▸ Given records
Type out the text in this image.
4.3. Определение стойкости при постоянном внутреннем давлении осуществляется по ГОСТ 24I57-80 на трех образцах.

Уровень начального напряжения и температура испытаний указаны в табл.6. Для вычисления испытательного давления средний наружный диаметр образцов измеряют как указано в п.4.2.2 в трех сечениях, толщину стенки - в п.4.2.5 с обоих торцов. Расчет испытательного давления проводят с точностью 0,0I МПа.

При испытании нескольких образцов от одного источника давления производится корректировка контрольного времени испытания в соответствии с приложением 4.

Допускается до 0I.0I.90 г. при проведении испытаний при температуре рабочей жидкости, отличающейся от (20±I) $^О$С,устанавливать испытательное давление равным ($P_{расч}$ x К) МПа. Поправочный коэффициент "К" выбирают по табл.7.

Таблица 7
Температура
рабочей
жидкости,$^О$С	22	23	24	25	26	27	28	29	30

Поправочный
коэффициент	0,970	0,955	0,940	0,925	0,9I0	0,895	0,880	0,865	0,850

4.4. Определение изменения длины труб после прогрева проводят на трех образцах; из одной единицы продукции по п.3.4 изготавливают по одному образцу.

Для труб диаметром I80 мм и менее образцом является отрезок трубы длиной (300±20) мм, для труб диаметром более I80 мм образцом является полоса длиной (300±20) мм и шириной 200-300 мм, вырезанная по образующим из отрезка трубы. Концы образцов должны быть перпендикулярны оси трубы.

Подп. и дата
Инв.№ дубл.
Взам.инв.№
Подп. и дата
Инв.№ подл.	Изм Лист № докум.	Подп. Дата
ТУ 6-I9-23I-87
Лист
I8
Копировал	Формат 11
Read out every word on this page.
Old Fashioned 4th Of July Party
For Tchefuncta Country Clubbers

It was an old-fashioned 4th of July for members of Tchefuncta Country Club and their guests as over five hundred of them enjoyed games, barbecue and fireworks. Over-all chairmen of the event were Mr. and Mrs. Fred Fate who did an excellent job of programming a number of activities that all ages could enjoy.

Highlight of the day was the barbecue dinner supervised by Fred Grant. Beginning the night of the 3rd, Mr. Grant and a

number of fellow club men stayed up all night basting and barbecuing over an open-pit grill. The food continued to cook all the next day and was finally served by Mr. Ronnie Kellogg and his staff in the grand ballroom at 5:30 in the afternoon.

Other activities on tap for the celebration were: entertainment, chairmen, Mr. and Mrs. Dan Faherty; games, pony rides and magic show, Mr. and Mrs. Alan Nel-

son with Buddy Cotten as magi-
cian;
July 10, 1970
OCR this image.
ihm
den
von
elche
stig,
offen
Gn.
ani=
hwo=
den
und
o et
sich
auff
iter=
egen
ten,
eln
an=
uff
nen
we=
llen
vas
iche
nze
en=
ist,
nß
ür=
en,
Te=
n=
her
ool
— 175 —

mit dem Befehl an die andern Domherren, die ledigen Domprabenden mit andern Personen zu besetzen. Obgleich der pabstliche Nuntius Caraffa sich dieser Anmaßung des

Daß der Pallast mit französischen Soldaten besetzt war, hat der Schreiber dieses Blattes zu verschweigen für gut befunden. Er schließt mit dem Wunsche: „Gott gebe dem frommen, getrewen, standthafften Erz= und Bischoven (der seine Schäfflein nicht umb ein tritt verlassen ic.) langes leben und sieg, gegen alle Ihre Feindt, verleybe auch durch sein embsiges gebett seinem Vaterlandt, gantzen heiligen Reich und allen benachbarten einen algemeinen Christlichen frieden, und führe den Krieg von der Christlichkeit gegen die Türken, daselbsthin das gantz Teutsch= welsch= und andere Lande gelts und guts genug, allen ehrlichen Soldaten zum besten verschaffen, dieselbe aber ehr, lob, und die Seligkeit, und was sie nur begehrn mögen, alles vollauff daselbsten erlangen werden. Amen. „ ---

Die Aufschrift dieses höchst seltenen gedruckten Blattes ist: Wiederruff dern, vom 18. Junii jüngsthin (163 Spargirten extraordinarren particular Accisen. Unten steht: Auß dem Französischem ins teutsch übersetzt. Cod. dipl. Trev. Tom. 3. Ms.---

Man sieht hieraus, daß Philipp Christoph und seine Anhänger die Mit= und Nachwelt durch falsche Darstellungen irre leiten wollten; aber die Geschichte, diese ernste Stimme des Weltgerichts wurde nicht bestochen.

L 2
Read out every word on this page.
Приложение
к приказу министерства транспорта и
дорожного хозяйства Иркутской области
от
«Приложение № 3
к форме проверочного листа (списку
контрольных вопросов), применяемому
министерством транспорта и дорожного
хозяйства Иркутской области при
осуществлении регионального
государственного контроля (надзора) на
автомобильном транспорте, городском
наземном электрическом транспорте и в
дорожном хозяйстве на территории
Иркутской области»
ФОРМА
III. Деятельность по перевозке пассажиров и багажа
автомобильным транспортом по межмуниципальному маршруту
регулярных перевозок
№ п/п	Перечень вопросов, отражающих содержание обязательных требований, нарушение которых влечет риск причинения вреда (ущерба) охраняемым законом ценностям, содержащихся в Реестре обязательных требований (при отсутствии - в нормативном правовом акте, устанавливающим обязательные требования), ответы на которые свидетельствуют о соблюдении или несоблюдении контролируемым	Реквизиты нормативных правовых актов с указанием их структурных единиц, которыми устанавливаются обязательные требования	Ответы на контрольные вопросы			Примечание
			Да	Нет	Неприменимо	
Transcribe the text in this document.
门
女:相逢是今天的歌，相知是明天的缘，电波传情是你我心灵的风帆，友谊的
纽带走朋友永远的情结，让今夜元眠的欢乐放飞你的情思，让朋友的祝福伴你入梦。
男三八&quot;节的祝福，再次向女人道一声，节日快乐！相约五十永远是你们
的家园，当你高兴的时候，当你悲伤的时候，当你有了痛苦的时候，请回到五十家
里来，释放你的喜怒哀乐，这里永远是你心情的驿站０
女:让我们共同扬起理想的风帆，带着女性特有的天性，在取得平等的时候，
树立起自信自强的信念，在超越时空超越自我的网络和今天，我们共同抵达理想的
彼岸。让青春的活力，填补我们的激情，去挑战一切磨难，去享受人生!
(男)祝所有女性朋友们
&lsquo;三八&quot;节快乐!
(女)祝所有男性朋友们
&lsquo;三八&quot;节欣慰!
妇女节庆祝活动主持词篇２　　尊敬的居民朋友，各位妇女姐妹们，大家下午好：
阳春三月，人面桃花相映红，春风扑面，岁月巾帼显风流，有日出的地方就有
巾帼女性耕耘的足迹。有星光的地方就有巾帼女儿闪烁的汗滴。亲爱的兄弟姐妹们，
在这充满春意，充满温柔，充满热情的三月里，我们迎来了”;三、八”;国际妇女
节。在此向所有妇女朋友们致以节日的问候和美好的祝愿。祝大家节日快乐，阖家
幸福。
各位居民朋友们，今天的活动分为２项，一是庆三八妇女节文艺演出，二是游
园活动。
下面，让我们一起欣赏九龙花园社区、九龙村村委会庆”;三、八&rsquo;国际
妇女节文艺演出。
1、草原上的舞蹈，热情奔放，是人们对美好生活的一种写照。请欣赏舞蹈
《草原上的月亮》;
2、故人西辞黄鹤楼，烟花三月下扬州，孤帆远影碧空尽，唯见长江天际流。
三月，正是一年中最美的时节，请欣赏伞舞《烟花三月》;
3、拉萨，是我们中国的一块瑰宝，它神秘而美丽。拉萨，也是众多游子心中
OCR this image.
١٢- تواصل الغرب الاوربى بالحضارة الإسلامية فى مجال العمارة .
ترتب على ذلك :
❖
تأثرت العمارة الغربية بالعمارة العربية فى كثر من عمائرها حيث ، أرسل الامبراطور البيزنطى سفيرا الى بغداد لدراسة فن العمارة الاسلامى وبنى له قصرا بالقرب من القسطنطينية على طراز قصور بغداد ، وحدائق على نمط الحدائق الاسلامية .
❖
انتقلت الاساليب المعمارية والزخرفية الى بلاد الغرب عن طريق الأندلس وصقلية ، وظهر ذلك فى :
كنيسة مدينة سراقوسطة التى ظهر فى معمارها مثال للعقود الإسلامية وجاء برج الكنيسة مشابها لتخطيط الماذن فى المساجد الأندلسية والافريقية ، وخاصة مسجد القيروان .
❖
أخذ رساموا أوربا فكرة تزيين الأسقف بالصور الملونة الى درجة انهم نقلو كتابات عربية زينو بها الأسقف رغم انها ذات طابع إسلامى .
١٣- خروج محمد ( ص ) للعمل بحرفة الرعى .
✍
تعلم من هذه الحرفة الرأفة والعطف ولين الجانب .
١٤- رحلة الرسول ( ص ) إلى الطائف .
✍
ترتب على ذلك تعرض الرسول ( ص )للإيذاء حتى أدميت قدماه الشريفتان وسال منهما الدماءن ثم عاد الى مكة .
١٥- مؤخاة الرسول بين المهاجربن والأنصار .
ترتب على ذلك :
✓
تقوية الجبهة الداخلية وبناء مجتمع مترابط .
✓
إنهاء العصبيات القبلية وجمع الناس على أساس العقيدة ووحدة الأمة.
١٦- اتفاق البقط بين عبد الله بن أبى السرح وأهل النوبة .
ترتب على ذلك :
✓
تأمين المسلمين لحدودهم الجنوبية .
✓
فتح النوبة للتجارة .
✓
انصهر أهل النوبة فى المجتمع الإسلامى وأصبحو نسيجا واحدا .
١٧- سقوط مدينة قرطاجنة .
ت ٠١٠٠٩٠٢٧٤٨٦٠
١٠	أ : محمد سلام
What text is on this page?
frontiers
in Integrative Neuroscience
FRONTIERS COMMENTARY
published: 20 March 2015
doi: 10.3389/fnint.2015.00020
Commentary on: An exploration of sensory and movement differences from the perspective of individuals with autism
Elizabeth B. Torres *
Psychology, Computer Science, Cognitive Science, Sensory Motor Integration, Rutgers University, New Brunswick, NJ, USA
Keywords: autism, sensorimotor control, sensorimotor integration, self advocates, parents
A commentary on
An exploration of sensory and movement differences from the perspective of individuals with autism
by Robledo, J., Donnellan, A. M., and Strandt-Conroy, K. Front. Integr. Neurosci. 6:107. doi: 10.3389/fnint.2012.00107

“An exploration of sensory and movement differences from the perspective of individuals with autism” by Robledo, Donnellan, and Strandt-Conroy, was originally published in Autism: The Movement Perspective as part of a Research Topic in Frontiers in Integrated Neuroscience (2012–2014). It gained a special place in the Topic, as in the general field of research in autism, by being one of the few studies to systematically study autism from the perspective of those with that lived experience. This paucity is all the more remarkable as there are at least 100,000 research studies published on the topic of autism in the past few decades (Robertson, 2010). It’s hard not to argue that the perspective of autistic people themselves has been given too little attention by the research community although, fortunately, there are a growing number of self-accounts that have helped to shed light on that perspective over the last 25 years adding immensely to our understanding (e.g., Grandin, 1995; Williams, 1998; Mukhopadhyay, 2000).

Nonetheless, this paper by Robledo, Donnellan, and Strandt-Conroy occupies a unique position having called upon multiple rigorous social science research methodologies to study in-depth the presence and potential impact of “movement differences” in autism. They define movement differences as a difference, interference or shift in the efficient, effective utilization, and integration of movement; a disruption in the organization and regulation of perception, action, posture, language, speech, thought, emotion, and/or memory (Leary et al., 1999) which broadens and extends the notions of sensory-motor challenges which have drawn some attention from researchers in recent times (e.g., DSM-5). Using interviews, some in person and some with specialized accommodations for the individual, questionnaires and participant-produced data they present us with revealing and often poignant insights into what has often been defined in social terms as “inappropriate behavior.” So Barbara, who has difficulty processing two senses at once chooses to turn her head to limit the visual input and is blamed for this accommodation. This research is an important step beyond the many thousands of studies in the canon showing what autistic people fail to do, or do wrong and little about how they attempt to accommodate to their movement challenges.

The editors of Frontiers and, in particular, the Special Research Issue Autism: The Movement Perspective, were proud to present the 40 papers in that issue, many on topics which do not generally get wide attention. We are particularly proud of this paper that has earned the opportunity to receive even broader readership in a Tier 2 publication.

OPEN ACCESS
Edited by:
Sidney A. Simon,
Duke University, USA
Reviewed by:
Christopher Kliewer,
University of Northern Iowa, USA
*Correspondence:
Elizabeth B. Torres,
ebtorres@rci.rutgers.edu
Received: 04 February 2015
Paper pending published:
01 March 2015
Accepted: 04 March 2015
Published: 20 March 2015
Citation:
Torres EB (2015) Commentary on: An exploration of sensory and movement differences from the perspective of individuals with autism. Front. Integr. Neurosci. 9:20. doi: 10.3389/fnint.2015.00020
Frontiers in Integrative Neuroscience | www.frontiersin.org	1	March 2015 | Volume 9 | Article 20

▸ Exercise objective
Consider the entries above and return each line with the string "транспорте".

▸ Solution
автомобильном транспорте, городском
наземном электрическом транспорте и в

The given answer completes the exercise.